_Task goal_. Render every line of the records as a JSON list of strings, one string per line, skipping blank lines.

_Material for the task_.
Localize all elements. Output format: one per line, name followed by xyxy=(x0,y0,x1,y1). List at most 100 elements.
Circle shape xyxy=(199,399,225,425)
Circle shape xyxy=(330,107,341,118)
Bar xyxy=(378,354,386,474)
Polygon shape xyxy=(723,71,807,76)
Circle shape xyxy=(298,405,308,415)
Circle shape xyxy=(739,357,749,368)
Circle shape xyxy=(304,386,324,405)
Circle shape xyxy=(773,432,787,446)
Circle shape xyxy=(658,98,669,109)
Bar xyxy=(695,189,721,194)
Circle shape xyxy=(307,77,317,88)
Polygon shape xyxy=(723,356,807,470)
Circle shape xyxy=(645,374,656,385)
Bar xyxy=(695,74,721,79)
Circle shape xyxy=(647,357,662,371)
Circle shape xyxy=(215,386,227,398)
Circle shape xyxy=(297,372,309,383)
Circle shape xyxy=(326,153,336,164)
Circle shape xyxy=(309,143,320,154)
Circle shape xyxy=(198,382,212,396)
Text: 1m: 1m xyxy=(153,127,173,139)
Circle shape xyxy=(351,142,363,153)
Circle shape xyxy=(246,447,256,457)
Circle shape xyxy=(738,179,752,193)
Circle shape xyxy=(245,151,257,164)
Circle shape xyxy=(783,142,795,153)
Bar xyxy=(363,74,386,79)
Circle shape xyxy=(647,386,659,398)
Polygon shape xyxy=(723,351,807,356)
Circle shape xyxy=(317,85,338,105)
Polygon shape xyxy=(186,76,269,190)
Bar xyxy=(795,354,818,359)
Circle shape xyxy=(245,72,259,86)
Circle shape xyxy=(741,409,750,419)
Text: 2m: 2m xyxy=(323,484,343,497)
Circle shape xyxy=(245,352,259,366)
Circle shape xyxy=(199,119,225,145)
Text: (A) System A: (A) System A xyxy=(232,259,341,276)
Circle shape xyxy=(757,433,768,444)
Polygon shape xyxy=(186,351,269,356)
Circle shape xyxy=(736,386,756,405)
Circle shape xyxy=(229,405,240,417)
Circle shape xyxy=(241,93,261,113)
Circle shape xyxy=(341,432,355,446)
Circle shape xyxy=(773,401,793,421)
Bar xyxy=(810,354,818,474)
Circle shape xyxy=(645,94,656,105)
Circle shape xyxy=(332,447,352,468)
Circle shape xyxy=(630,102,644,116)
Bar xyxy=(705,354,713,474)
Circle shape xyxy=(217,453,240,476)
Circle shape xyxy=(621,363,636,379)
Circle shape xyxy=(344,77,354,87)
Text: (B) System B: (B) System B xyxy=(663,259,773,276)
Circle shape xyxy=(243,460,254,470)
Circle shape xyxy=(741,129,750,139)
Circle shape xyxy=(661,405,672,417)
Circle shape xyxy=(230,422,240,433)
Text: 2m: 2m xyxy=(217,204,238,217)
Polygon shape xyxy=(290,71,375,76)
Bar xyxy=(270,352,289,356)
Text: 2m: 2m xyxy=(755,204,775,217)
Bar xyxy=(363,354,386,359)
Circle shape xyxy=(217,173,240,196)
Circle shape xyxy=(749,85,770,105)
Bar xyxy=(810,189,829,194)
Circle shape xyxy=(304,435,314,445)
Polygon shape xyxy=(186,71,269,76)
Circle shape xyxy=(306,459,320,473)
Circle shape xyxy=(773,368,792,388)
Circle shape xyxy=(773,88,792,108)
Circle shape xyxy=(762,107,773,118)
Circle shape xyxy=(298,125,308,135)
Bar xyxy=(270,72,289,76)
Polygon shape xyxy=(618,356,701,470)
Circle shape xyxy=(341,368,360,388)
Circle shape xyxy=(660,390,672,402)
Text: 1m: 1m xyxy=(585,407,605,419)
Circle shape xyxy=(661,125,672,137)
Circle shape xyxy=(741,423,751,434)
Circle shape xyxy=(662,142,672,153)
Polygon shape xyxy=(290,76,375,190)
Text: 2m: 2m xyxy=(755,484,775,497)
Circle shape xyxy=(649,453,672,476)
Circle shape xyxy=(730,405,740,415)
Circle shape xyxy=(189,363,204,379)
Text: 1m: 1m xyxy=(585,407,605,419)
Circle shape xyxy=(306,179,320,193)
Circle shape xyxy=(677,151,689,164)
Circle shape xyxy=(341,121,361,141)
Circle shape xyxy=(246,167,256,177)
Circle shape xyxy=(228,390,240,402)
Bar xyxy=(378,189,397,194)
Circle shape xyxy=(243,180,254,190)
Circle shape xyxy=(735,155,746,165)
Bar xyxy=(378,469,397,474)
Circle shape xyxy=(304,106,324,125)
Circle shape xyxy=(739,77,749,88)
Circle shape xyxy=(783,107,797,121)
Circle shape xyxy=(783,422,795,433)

_Completed exercise_.
[
  "Localize all elements. Output format: one per line, name followed by xyxy=(x0,y0,x1,y1). List at most 100 elements.",
  "Circle shape xyxy=(199,399,225,425)",
  "Circle shape xyxy=(330,107,341,118)",
  "Bar xyxy=(378,354,386,474)",
  "Polygon shape xyxy=(723,71,807,76)",
  "Circle shape xyxy=(298,405,308,415)",
  "Circle shape xyxy=(739,357,749,368)",
  "Circle shape xyxy=(304,386,324,405)",
  "Circle shape xyxy=(773,432,787,446)",
  "Circle shape xyxy=(658,98,669,109)",
  "Bar xyxy=(695,189,721,194)",
  "Circle shape xyxy=(307,77,317,88)",
  "Polygon shape xyxy=(723,356,807,470)",
  "Circle shape xyxy=(645,374,656,385)",
  "Bar xyxy=(695,74,721,79)",
  "Circle shape xyxy=(647,357,662,371)",
  "Circle shape xyxy=(215,386,227,398)",
  "Circle shape xyxy=(297,372,309,383)",
  "Circle shape xyxy=(326,153,336,164)",
  "Circle shape xyxy=(309,143,320,154)",
  "Circle shape xyxy=(198,382,212,396)",
  "Text: 1m: 1m xyxy=(153,127,173,139)",
  "Circle shape xyxy=(351,142,363,153)",
  "Circle shape xyxy=(246,447,256,457)",
  "Circle shape xyxy=(738,179,752,193)",
  "Circle shape xyxy=(245,151,257,164)",
  "Circle shape xyxy=(783,142,795,153)",
  "Bar xyxy=(363,74,386,79)",
  "Circle shape xyxy=(647,386,659,398)",
  "Polygon shape xyxy=(723,351,807,356)",
  "Circle shape xyxy=(317,85,338,105)",
  "Polygon shape xyxy=(186,76,269,190)",
  "Bar xyxy=(795,354,818,359)",
  "Circle shape xyxy=(245,72,259,86)",
  "Circle shape xyxy=(741,409,750,419)",
  "Text: 2m: 2m xyxy=(323,484,343,497)",
  "Circle shape xyxy=(245,352,259,366)",
  "Circle shape xyxy=(199,119,225,145)",
  "Text: (A) System A: (A) System A xyxy=(232,259,341,276)",
  "Circle shape xyxy=(757,433,768,444)",
  "Polygon shape xyxy=(186,351,269,356)",
  "Circle shape xyxy=(736,386,756,405)",
  "Circle shape xyxy=(229,405,240,417)",
  "Circle shape xyxy=(241,93,261,113)",
  "Circle shape xyxy=(341,432,355,446)",
  "Circle shape xyxy=(773,401,793,421)",
  "Bar xyxy=(810,354,818,474)",
  "Circle shape xyxy=(645,94,656,105)",
  "Circle shape xyxy=(332,447,352,468)",
  "Circle shape xyxy=(630,102,644,116)",
  "Bar xyxy=(705,354,713,474)",
  "Circle shape xyxy=(217,453,240,476)",
  "Circle shape xyxy=(621,363,636,379)",
  "Circle shape xyxy=(344,77,354,87)",
  "Text: (B) System B: (B) System B xyxy=(663,259,773,276)",
  "Circle shape xyxy=(243,460,254,470)",
  "Circle shape xyxy=(741,129,750,139)",
  "Circle shape xyxy=(661,405,672,417)",
  "Circle shape xyxy=(230,422,240,433)",
  "Text: 2m: 2m xyxy=(217,204,238,217)",
  "Polygon shape xyxy=(290,71,375,76)",
  "Bar xyxy=(270,352,289,356)",
  "Text: 2m: 2m xyxy=(755,204,775,217)",
  "Bar xyxy=(363,354,386,359)",
  "Circle shape xyxy=(217,173,240,196)",
  "Circle shape xyxy=(749,85,770,105)",
  "Bar xyxy=(810,189,829,194)",
  "Circle shape xyxy=(304,435,314,445)",
  "Polygon shape xyxy=(186,71,269,76)",
  "Circle shape xyxy=(306,459,320,473)",
  "Circle shape xyxy=(773,368,792,388)",
  "Circle shape xyxy=(773,88,792,108)",
  "Circle shape xyxy=(762,107,773,118)",
  "Circle shape xyxy=(298,125,308,135)",
  "Bar xyxy=(270,72,289,76)",
  "Polygon shape xyxy=(618,356,701,470)",
  "Circle shape xyxy=(341,368,360,388)",
  "Circle shape xyxy=(660,390,672,402)",
  "Text: 1m: 1m xyxy=(585,407,605,419)",
  "Circle shape xyxy=(661,125,672,137)",
  "Circle shape xyxy=(741,423,751,434)",
  "Circle shape xyxy=(662,142,672,153)",
  "Polygon shape xyxy=(290,76,375,190)",
  "Text: 2m: 2m xyxy=(755,484,775,497)",
  "Circle shape xyxy=(649,453,672,476)",
  "Circle shape xyxy=(730,405,740,415)",
  "Circle shape xyxy=(189,363,204,379)",
  "Text: 1m: 1m xyxy=(585,407,605,419)",
  "Circle shape xyxy=(306,179,320,193)",
  "Circle shape xyxy=(677,151,689,164)",
  "Circle shape xyxy=(341,121,361,141)",
  "Circle shape xyxy=(246,167,256,177)",
  "Circle shape xyxy=(228,390,240,402)",
  "Bar xyxy=(378,189,397,194)",
  "Circle shape xyxy=(243,180,254,190)",
  "Circle shape xyxy=(735,155,746,165)",
  "Bar xyxy=(378,469,397,474)",
  "Circle shape xyxy=(304,106,324,125)",
  "Circle shape xyxy=(739,77,749,88)",
  "Circle shape xyxy=(783,107,797,121)",
  "Circle shape xyxy=(783,422,795,433)"
]